Please copy out the rows word for word, beginning at the line that contains "List each element" and stopping after the line that contains "x-tick-label: April 2025". Leave out any pictures.

* [DATA FOR THIS TASK]
________________________________________

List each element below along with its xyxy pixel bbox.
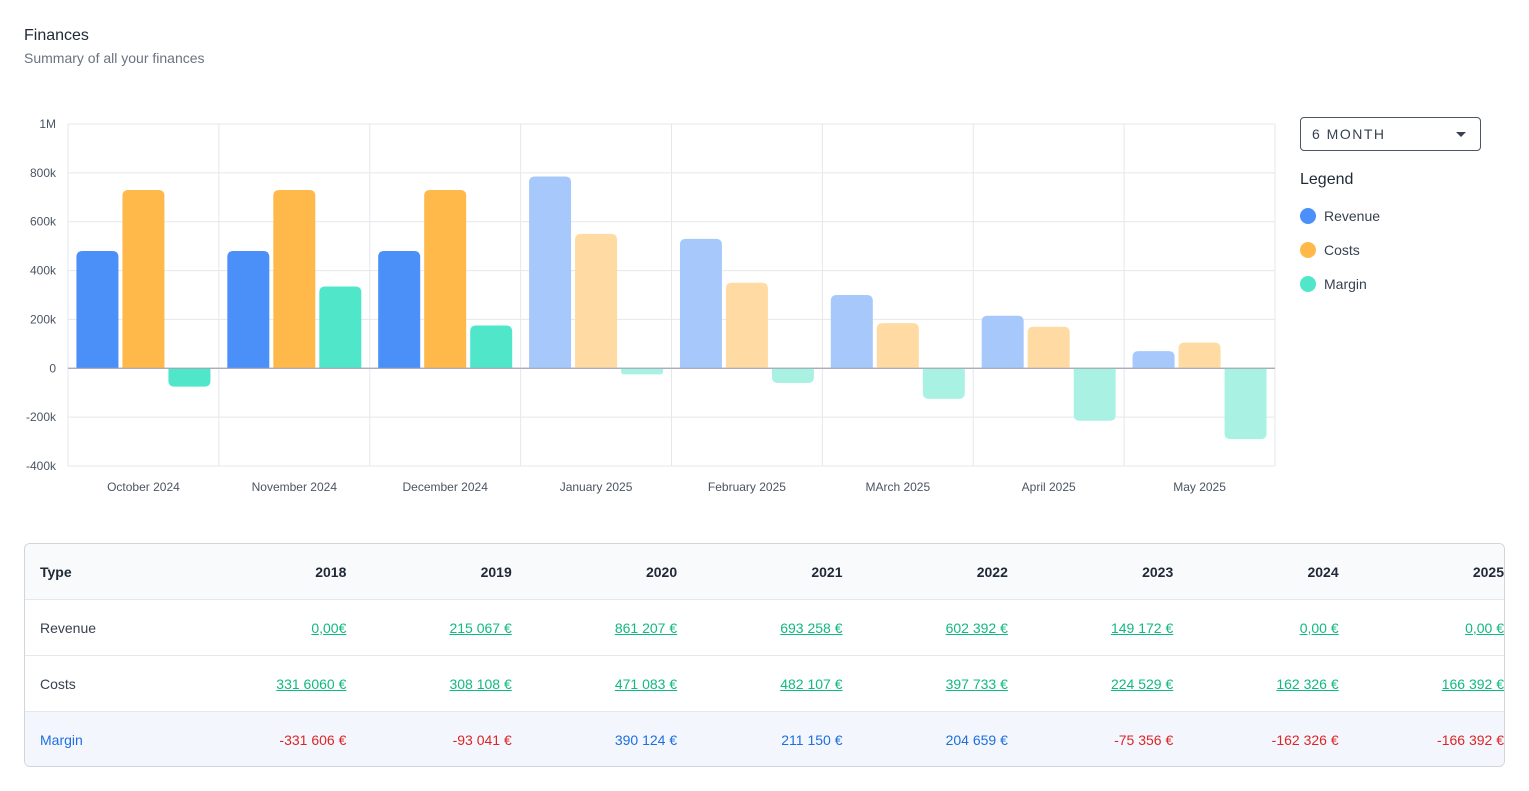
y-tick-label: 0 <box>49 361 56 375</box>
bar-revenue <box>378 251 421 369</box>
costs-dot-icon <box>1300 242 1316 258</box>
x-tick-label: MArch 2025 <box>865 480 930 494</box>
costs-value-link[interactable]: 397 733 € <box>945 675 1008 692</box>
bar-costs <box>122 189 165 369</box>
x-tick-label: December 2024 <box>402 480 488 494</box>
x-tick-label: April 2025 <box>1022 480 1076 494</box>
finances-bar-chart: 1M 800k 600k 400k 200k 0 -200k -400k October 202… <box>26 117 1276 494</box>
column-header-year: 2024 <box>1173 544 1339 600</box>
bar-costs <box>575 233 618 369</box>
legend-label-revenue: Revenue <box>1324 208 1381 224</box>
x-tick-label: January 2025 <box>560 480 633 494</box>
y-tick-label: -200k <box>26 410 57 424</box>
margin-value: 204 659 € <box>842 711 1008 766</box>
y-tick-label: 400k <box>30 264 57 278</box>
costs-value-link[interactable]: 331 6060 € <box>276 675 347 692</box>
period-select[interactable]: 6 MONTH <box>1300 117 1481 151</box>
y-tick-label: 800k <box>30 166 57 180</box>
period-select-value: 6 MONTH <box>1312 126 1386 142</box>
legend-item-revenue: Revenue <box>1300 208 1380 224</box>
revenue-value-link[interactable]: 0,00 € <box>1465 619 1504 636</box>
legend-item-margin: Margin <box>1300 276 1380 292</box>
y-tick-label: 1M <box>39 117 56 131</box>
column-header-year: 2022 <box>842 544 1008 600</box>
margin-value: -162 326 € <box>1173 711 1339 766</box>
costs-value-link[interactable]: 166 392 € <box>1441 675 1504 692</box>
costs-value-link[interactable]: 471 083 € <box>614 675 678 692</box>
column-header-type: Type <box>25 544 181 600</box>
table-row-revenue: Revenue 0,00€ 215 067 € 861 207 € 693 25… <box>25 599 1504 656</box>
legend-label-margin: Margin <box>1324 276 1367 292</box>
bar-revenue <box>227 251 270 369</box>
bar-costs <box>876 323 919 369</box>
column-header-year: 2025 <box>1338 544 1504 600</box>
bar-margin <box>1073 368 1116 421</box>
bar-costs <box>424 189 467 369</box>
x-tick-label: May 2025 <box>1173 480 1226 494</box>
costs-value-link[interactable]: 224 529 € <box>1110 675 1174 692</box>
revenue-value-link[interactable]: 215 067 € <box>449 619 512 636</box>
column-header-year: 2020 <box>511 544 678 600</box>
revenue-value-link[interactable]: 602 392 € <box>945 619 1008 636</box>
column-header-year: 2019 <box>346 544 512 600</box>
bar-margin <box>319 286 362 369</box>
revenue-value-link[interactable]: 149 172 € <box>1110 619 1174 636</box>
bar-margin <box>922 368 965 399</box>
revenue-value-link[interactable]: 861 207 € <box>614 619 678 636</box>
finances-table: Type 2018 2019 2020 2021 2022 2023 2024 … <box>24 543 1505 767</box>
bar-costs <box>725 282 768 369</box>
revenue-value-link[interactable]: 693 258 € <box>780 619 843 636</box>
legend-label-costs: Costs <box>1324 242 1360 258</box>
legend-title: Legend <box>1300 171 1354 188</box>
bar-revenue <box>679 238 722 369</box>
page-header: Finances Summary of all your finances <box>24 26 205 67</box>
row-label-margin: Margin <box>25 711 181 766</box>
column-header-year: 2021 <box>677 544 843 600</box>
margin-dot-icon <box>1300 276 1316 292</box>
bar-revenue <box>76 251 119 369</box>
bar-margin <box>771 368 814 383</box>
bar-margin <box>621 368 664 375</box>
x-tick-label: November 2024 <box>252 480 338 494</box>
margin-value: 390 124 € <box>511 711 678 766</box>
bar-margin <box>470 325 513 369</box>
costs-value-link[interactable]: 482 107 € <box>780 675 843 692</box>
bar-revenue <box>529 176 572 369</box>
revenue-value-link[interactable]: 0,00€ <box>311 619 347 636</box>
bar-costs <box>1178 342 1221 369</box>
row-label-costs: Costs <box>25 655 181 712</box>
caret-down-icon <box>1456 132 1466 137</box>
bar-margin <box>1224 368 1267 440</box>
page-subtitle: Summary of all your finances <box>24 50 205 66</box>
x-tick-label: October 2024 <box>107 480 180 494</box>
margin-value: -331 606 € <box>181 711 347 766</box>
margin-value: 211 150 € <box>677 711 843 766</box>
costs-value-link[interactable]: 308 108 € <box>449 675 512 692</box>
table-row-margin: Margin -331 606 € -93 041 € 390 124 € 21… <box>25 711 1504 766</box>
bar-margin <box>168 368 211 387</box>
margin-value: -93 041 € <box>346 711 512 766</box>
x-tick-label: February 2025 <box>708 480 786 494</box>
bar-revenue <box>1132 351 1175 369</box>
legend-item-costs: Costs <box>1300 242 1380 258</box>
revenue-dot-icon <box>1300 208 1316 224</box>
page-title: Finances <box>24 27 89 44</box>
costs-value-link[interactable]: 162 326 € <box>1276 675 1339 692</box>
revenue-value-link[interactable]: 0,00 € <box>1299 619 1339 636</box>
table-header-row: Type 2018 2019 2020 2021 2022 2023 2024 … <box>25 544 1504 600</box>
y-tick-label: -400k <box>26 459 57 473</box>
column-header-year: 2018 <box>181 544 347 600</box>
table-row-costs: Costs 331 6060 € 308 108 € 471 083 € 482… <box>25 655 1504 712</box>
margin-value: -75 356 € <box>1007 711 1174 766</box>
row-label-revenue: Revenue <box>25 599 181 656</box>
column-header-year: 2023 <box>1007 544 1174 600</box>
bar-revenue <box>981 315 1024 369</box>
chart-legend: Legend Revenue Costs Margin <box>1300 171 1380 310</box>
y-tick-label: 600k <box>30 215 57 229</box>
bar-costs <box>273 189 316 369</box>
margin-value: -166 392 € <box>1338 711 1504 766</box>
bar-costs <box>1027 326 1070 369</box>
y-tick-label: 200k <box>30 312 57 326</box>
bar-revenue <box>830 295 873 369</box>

________________________________________

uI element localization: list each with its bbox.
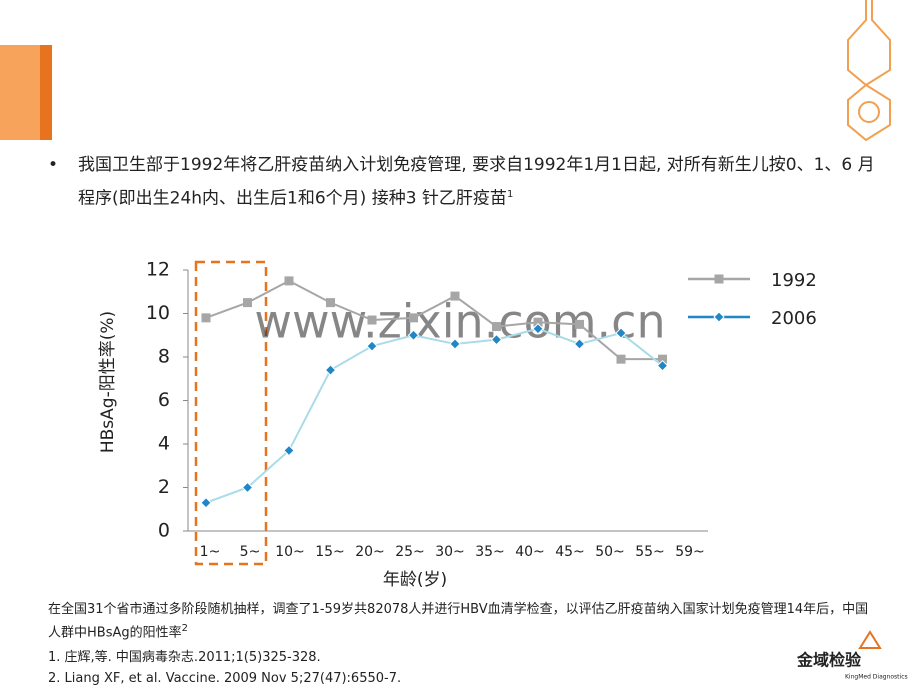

________________________________________

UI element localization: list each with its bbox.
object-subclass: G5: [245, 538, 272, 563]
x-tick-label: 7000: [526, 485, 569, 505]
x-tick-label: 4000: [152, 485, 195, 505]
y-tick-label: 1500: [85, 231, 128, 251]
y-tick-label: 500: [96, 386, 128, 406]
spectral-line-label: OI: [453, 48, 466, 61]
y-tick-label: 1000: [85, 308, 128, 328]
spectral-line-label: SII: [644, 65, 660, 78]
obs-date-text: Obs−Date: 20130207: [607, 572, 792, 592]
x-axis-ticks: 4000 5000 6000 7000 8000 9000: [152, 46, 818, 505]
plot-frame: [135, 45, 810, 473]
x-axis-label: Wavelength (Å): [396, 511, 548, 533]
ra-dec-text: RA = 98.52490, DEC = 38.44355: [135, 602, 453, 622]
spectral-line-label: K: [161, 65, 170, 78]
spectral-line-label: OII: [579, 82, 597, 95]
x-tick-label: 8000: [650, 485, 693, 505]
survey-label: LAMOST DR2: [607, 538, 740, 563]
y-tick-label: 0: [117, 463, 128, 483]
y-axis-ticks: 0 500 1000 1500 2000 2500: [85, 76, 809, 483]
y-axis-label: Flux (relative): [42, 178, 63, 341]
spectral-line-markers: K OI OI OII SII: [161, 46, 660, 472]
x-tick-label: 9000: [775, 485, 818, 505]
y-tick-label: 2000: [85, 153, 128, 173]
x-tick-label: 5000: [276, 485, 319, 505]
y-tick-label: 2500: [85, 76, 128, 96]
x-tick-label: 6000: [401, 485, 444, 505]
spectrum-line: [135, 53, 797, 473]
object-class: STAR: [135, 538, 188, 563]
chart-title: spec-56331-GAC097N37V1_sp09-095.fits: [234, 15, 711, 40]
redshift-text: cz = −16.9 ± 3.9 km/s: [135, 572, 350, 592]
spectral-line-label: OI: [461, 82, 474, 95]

________________________________________

* [OUTPUT BELOW]
List each element below along with its xyxy pixel bbox.
y-tick-label: 0 <box>49 361 56 375</box>
bar-revenue <box>378 251 421 369</box>
costs-dot-icon <box>1300 242 1316 258</box>
x-tick-label: MArch 2025 <box>865 480 930 494</box>
costs-value-link[interactable]: 397 733 € <box>945 675 1008 692</box>
bar-costs <box>122 189 165 369</box>
x-tick-label: December 2024 <box>402 480 488 494</box>
x-tick-label: April 2025 <box>1022 480 1076 494</box>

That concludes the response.